In the data below, find every line that has the string "तमनस", and copy it.
====== DATA SUPPLIED
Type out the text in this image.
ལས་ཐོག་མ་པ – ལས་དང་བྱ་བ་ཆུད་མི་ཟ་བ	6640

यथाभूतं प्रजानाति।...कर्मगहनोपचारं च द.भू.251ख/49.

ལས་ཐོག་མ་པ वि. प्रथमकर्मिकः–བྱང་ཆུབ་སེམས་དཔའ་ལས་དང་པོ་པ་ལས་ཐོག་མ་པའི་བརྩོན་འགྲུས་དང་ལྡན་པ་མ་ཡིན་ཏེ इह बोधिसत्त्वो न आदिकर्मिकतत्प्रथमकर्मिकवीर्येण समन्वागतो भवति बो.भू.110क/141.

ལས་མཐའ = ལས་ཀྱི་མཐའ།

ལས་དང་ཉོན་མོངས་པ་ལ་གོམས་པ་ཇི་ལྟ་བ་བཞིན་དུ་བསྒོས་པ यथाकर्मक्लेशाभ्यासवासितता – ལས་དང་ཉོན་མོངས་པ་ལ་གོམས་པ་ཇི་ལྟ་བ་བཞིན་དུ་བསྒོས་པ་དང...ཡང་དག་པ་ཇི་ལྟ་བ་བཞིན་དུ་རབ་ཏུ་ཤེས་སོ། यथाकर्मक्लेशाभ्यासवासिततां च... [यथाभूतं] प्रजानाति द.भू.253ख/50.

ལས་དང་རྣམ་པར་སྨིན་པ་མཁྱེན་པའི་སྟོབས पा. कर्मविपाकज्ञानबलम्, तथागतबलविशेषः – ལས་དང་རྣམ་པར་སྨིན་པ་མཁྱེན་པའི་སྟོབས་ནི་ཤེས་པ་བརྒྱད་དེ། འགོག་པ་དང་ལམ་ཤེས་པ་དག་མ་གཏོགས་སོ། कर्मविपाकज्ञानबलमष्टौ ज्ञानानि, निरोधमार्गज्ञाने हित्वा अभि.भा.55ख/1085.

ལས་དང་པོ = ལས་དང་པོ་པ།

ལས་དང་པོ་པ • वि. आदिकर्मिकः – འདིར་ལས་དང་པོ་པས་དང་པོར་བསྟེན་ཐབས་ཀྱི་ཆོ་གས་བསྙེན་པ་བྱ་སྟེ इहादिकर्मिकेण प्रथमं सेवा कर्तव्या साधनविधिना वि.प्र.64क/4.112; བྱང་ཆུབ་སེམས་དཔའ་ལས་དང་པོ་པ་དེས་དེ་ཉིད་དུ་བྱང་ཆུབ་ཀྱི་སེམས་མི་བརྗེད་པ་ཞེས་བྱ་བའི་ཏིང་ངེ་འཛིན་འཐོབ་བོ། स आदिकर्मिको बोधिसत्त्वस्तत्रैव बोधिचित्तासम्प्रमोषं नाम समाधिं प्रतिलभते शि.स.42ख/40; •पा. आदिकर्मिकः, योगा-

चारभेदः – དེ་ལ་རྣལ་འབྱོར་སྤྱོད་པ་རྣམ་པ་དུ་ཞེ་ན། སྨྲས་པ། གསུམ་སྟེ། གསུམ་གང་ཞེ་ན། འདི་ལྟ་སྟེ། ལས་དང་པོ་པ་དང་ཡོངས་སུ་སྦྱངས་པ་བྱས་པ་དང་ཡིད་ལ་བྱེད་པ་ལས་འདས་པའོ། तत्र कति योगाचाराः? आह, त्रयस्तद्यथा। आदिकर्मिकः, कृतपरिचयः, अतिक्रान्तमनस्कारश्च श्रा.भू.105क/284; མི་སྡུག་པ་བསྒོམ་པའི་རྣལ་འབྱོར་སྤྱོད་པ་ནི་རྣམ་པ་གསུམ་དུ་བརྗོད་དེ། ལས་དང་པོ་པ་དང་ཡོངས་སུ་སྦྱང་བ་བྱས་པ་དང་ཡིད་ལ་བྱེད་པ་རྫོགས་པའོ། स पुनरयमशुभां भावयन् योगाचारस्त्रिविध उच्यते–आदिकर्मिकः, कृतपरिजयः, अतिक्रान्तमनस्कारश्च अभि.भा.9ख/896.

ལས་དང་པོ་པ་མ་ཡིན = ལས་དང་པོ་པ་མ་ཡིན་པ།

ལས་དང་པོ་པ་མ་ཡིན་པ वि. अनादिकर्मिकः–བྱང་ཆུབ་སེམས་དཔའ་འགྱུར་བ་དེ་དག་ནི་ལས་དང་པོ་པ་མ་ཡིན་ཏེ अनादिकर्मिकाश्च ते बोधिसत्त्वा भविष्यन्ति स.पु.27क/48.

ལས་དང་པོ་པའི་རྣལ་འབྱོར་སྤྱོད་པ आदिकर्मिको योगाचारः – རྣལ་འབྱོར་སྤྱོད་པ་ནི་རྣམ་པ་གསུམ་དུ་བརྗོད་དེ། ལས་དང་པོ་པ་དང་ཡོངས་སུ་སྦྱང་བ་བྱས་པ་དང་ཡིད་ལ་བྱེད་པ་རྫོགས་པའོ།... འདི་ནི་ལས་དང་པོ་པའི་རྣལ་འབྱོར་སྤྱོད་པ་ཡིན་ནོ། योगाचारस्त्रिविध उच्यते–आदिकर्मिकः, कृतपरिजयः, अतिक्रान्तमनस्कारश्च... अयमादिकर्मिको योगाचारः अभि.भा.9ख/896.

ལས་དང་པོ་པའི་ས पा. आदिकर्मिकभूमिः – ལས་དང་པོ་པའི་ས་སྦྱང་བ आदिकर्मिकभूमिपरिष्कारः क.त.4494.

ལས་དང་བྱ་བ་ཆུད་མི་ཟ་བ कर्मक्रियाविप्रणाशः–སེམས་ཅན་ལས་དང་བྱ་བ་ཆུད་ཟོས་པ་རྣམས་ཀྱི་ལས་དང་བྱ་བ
============
#### WRITTEN ANSWER
चारभेदः – དེ་ལ་རྣལ་འབྱོར་སྤྱོད་པ་རྣམ་པ་དུ་ཞེ་ན། སྨྲས་པ། གསུམ་སྟེ། གསུམ་གང་ཞེ་ན། འདི་ལྟ་སྟེ། ལས་དང་པོ་པ་དང་ཡོངས་སུ་སྦྱངས་པ་བྱས་པ་དང་ཡིད་ལ་བྱེད་པ་ལས་འདས་པའོ། तत्र कति योगाचाराः? आह, त्रयस्तद्यथा। आदिकर्मिकः, कृतपरिचयः, अतिक्रान्तमनस्कारश्च श्रा.भू.105क/284; མི་སྡུག་པ་བསྒོམ་པའི་རྣལ་འབྱོར་སྤྱོད་པ་ནི་རྣམ་པ་གསུམ་དུ་བརྗོད་དེ། ལས་དང་པོ་པ་དང་ཡོངས་སུ་སྦྱང་བ་བྱས་པ་དང་ཡིད་ལ་བྱེད་པ་རྫོགས་པའོ། स पुनरयमशुभां भावयन् योगाचारस्त्रिविध उच्यते–आदिकर्मिकः, कृतपरिजयः, अतिक्रान्तमनस्कारश्च अभि.भा.9ख/896.
ལས་དང་པོ་པའི་རྣལ་འབྱོར་སྤྱོད་པ आदिकर्मिको योगाचारः – རྣལ་འབྱོར་སྤྱོད་པ་ནི་རྣམ་པ་གསུམ་དུ་བརྗོད་དེ། ལས་དང་པོ་པ་དང་ཡོངས་སུ་སྦྱང་བ་བྱས་པ་དང་ཡིད་ལ་བྱེད་པ་རྫོགས་པའོ།... འདི་ནི་ལས་དང་པོ་པའི་རྣལ་འབྱོར་སྤྱོད་པ་ཡིན་ནོ། योगाचारस्त्रिविध उच्यते–आदिकर्मिकः, कृतपरिजयः, अतिक्रान्तमनस्कारश्च... अयमादिकर्मिको योगाचारः अभि.भा.9ख/896.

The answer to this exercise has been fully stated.